== STATED EXERCISE ==
Collect each line holding the string "label".

== DATA SUPPLIED ==
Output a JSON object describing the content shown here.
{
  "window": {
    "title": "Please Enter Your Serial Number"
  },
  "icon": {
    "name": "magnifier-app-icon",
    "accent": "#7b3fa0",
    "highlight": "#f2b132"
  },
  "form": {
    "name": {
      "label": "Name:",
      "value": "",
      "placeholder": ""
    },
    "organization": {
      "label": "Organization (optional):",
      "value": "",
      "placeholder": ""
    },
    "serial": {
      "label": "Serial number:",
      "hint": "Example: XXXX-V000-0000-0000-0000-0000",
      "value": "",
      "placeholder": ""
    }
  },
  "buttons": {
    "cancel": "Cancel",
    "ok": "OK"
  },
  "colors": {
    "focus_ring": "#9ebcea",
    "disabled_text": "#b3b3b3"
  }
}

== WRITTEN RESPONSE ==
      "label": "Name:",
      "label": "Organization (optional):",
      "label": "Serial number:",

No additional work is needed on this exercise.